• **PROBLEM STATEMENT**
Print the entire listing. Each line must match the original exactly.

□ □ □ □ □

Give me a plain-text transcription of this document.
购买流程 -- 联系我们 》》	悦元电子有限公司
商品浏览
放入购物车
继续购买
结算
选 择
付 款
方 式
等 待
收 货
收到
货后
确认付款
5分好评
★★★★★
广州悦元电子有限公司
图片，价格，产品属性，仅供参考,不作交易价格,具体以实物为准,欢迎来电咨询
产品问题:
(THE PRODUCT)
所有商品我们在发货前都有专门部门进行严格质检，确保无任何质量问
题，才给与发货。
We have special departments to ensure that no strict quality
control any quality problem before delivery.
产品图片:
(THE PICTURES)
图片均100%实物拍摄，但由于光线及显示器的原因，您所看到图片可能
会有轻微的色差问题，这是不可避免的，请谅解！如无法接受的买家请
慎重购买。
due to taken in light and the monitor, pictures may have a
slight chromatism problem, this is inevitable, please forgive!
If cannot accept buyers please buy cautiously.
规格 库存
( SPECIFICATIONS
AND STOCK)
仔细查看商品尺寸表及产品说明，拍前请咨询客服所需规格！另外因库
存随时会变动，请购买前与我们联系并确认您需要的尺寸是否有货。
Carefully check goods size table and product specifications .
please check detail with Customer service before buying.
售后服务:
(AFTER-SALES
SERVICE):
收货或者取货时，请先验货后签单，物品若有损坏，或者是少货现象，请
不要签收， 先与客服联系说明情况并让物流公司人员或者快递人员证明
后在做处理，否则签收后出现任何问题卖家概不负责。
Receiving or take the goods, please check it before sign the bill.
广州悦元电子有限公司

□ □ □ □ □

• **REPLY TO THE TASK**
Give me a plain-text transcription of this document.
购买流程 -- 联系我们 》》	悦元电子有限公司
商品浏览
放入购物车
继续购买
结算
选 择
付 款
方 式
等 待
收 货
收到
货后
确认付款
5分好评
★★★★★
广州悦元电子有限公司
图片，价格，产品属性，仅供参考,不作交易价格,具体以实物为准,欢迎来电咨询
产品问题:
(THE PRODUCT)
所有商品我们在发货前都有专门部门进行严格质检，确保无任何质量问
题，才给与发货。
We have special departments to ensure that no strict quality
control any quality problem before delivery.
产品图片:
(THE PICTURES)
图片均100%实物拍摄，但由于光线及显示器的原因，您所看到图片可能
会有轻微的色差问题，这是不可避免的，请谅解！如无法接受的买家请
慎重购买。
due to taken in light and the monitor, pictures may have a
slight chromatism problem, this is inevitable, please forgive!
If cannot accept buyers please buy cautiously.
规格 库存
( SPECIFICATIONS
AND STOCK)
仔细查看商品尺寸表及产品说明，拍前请咨询客服所需规格！另外因库
存随时会变动，请购买前与我们联系并确认您需要的尺寸是否有货。
Carefully check goods size table and product specifications .
please check detail with Customer service before buying.
售后服务:
(AFTER-SALES
SERVICE):
收货或者取货时，请先验货后签单，物品若有损坏，或者是少货现象，请
不要签收， 先与客服联系说明情况并让物流公司人员或者快递人员证明
后在做处理，否则签收后出现任何问题卖家概不负责。
Receiving or take the goods, please check it before sign the bill.
广州悦元电子有限公司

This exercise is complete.